§ **GOAL OF THE EXERCISE**: Reproduce this listing in full.
***** DATA SHOWN
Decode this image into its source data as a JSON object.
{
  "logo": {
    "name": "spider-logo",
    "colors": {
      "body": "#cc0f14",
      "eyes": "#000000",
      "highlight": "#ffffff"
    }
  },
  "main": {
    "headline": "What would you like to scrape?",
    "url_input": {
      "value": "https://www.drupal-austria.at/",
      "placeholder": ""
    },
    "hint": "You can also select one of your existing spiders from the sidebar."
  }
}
**********
§ **RESULT FOR THIS EXERCISE**:
Decode this image into its source data as a JSON object.
{
  "logo": {
    "name": "spider-logo",
    "colors": {
      "body": "#cc0f14",
      "eyes": "#000000",
      "highlight": "#ffffff"
    }
  },
  "main": {
    "headline": "What would you like to scrape?",
    "url_input": {
      "value": "https://www.drupal-austria.at/",
      "placeholder": ""
    },
    "hint": "You can also select one of your existing spiders from the sidebar."
  }
}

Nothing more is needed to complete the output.